**Provided data**

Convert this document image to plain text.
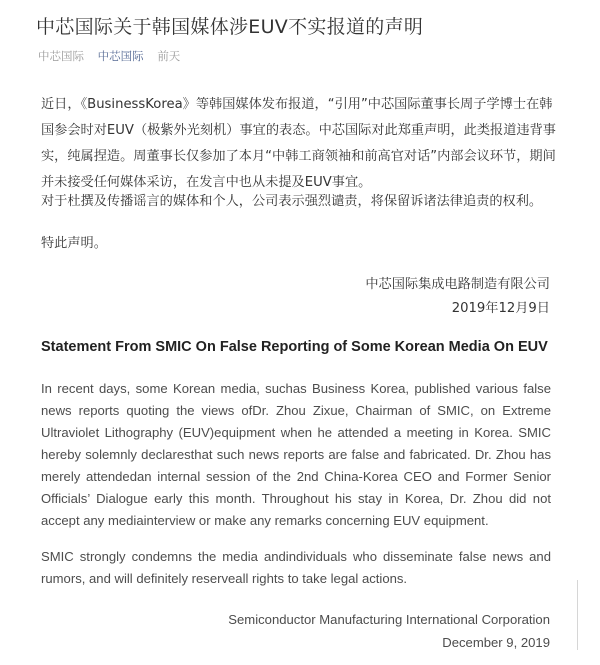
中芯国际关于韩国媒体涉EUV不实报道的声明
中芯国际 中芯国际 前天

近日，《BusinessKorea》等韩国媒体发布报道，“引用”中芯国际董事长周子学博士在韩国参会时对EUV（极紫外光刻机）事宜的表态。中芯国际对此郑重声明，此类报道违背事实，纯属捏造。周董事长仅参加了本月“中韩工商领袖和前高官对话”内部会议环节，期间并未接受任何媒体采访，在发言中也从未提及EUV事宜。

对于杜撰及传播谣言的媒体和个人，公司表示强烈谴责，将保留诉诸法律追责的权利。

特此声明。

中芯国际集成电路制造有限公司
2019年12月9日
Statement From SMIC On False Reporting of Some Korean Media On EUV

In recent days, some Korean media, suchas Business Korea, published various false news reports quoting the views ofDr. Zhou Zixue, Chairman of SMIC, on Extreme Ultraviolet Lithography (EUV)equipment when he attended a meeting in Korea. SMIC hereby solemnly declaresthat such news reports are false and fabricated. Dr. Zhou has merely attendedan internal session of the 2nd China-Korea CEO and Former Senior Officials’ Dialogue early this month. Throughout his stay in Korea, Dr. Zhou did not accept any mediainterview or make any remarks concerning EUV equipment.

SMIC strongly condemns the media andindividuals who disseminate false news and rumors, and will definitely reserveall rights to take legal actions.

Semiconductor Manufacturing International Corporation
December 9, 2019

* * *

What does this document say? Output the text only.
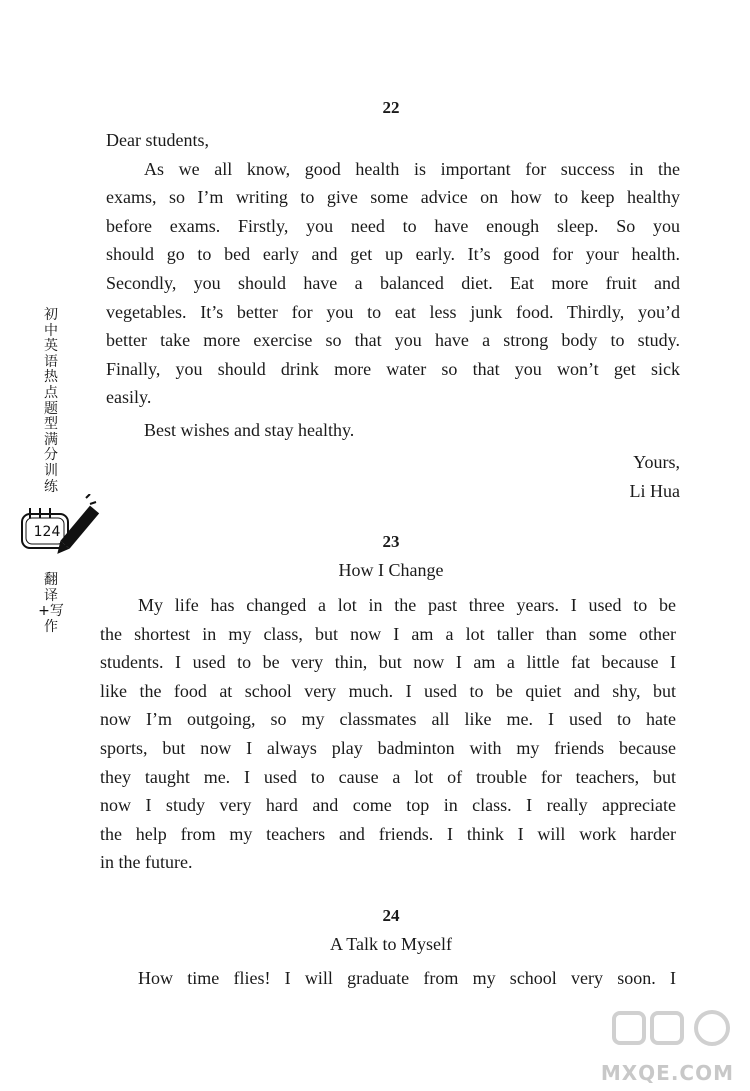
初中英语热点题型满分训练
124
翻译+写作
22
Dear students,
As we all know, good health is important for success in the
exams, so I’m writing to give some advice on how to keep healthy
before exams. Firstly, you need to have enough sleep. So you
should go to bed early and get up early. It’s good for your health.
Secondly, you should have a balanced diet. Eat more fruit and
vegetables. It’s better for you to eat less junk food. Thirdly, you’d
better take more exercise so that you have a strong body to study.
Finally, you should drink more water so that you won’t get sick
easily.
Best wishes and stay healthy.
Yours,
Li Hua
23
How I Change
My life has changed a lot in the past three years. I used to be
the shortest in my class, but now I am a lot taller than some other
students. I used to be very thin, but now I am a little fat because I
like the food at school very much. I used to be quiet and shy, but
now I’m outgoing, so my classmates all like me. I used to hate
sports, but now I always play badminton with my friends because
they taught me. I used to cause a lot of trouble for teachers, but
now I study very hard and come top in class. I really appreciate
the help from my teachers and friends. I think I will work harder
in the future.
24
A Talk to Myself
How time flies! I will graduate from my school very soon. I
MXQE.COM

--

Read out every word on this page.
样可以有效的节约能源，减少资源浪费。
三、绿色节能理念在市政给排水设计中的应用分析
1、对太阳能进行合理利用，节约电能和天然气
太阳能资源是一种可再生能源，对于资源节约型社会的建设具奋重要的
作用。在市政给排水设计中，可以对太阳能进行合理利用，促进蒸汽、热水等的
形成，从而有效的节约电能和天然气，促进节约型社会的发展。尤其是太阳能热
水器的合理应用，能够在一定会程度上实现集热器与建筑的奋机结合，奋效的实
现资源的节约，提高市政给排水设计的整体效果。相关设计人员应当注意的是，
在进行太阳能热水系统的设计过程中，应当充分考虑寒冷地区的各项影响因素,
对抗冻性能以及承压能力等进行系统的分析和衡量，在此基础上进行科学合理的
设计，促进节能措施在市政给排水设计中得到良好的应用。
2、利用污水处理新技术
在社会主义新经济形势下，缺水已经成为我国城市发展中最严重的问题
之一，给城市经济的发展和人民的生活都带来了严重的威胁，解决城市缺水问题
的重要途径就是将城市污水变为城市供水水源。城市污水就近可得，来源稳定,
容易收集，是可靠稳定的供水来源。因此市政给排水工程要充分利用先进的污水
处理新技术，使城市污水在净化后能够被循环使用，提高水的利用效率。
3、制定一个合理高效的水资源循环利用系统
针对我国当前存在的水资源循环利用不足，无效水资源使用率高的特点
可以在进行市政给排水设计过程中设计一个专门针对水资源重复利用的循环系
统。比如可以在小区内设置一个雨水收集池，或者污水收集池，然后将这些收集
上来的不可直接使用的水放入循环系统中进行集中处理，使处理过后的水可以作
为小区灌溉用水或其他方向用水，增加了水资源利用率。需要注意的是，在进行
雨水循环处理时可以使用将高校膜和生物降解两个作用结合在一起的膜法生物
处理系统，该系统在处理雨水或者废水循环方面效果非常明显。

**Requirement**
Copy every line of the material in which the word "exams" occurs.

**Result below**
exams, so I’m writing to give some advice on how to keep healthy
before exams. Firstly, you need to have enough sleep. So you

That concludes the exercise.